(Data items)

--------------------------------------------------

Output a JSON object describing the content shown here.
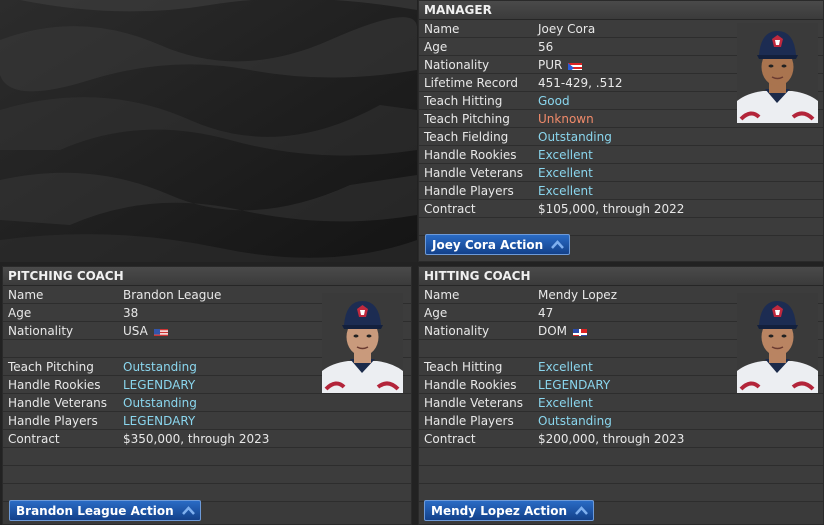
{
  "manager": {
    "header": "MANAGER",
    "rows": [
      {
        "label": "Name",
        "value": "Joey Cora",
        "tone": ""
      },
      {
        "label": "Age",
        "value": "56",
        "tone": ""
      },
      {
        "label": "Nationality",
        "value": "PUR",
        "tone": "",
        "flag": "pur-flag-icon"
      },
      {
        "label": "Lifetime Record",
        "value": "451-429, .512",
        "tone": ""
      },
      {
        "label": "Teach Hitting",
        "value": "Good",
        "tone": "good"
      },
      {
        "label": "Teach Pitching",
        "value": "Unknown",
        "tone": "bad"
      },
      {
        "label": "Teach Fielding",
        "value": "Outstanding",
        "tone": "good"
      },
      {
        "label": "Handle Rookies",
        "value": "Excellent",
        "tone": "good"
      },
      {
        "label": "Handle Veterans",
        "value": "Excellent",
        "tone": "good"
      },
      {
        "label": "Handle Players",
        "value": "Excellent",
        "tone": "good"
      },
      {
        "label": "Contract",
        "value": "$105,000, through 2022",
        "tone": ""
      }
    ],
    "action_label": "Joey Cora Action"
  },
  "pitching_coach": {
    "header": "PITCHING COACH",
    "rows": [
      {
        "label": "Name",
        "value": "Brandon League",
        "tone": ""
      },
      {
        "label": "Age",
        "value": "38",
        "tone": ""
      },
      {
        "label": "Nationality",
        "value": "USA",
        "tone": "",
        "flag": "usa-flag-icon"
      },
      {
        "label": "",
        "value": "",
        "tone": ""
      },
      {
        "label": "Teach Pitching",
        "value": "Outstanding",
        "tone": "good"
      },
      {
        "label": "Handle Rookies",
        "value": "LEGENDARY",
        "tone": "good"
      },
      {
        "label": "Handle Veterans",
        "value": "Outstanding",
        "tone": "good"
      },
      {
        "label": "Handle Players",
        "value": "LEGENDARY",
        "tone": "good"
      },
      {
        "label": "Contract",
        "value": "$350,000, through 2023",
        "tone": ""
      }
    ],
    "action_label": "Brandon League Action"
  },
  "hitting_coach": {
    "header": "HITTING COACH",
    "rows": [
      {
        "label": "Name",
        "value": "Mendy Lopez",
        "tone": ""
      },
      {
        "label": "Age",
        "value": "47",
        "tone": ""
      },
      {
        "label": "Nationality",
        "value": "DOM",
        "tone": "",
        "flag": "dom-flag-icon"
      },
      {
        "label": "",
        "value": "",
        "tone": ""
      },
      {
        "label": "Teach Hitting",
        "value": "Excellent",
        "tone": "good"
      },
      {
        "label": "Handle Rookies",
        "value": "LEGENDARY",
        "tone": "good"
      },
      {
        "label": "Handle Veterans",
        "value": "Excellent",
        "tone": "good"
      },
      {
        "label": "Handle Players",
        "value": "Outstanding",
        "tone": "good"
      },
      {
        "label": "Contract",
        "value": "$200,000, through 2023",
        "tone": ""
      }
    ],
    "action_label": "Mendy Lopez Action"
  },
  "colors": {
    "good": "#8ad6ee",
    "bad": "#f08a6a",
    "button": "#1f5bb0"
  }
}
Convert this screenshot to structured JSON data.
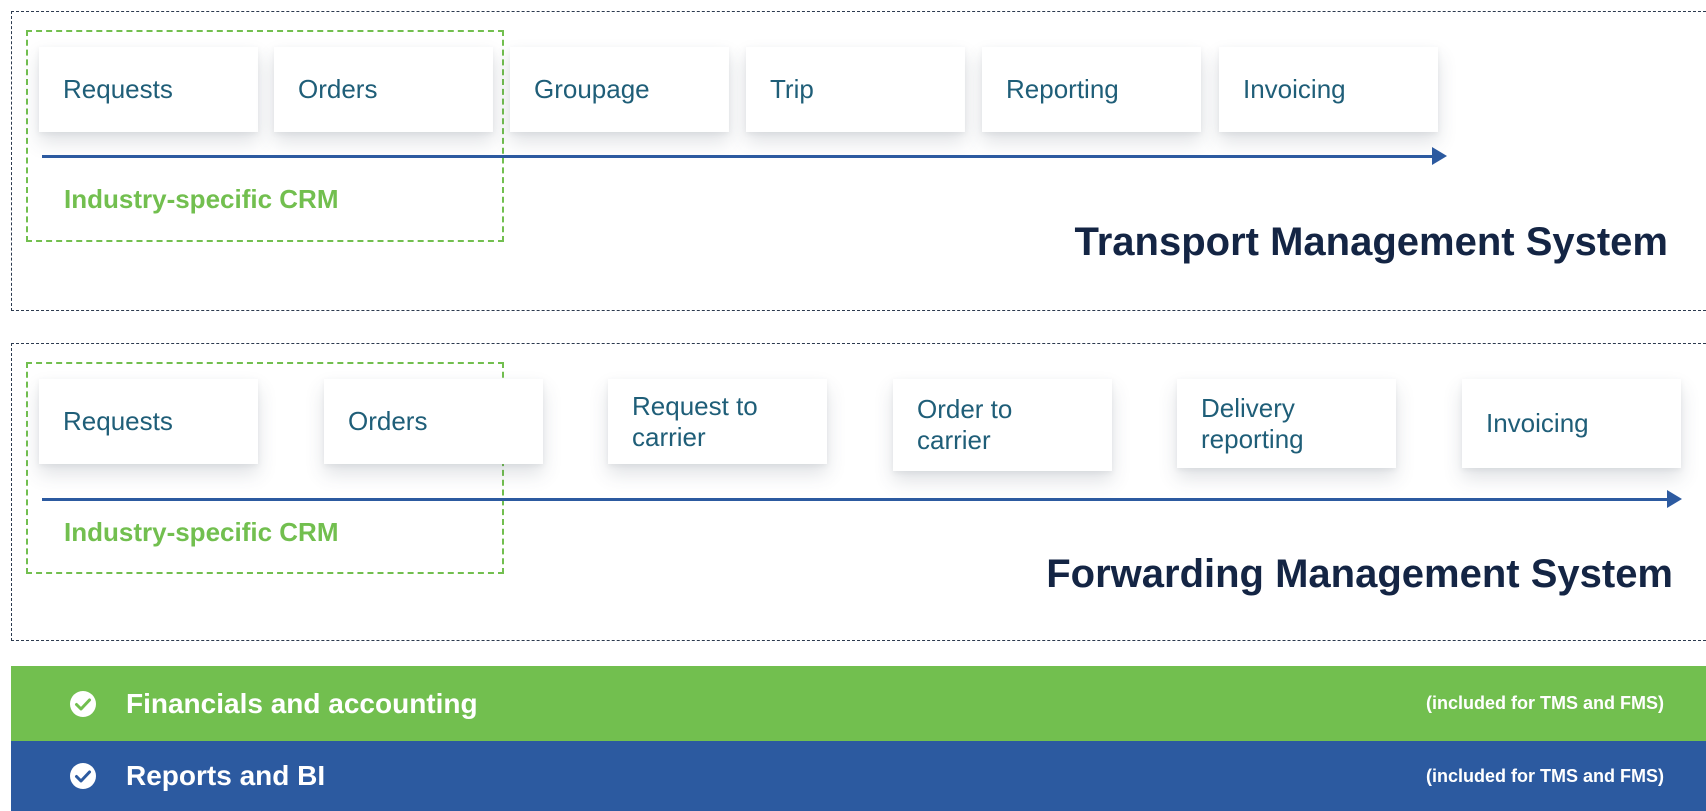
{
  "tms": {
    "title": "Transport Management System",
    "crm_label": "Industry-specific CRM",
    "steps": [
      "Requests",
      "Orders",
      "Groupage",
      "Trip",
      "Reporting",
      "Invoicing"
    ]
  },
  "fms": {
    "title": "Forwarding Management System",
    "crm_label": "Industry-specific CRM",
    "steps": [
      "Requests",
      "Orders",
      "Request to carrier",
      "Order to carrier",
      "Delivery reporting",
      "Invoicing"
    ]
  },
  "features": [
    {
      "label": "Financials and accounting",
      "note": "(included for TMS and FMS)",
      "color": "#72bf4f",
      "icon": "check-circle-icon"
    },
    {
      "label": "Reports and BI",
      "note": "(included for TMS and FMS)",
      "color": "#2c5aa0",
      "icon": "check-circle-icon"
    }
  ],
  "colors": {
    "crm_green": "#72bf4f",
    "arrow_blue": "#2c5aa0",
    "title_navy": "#142544",
    "card_text": "#1f5e78"
  }
}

--------------------------------------------------

▶ _CHALLENGE_:
From the listing above, pick out each line where the word "header" appears.

▶ _WRITTEN RESPONSE_:
    "header": "MANAGER",
    "header": "PITCHING COACH",
    "header": "HITTING COACH",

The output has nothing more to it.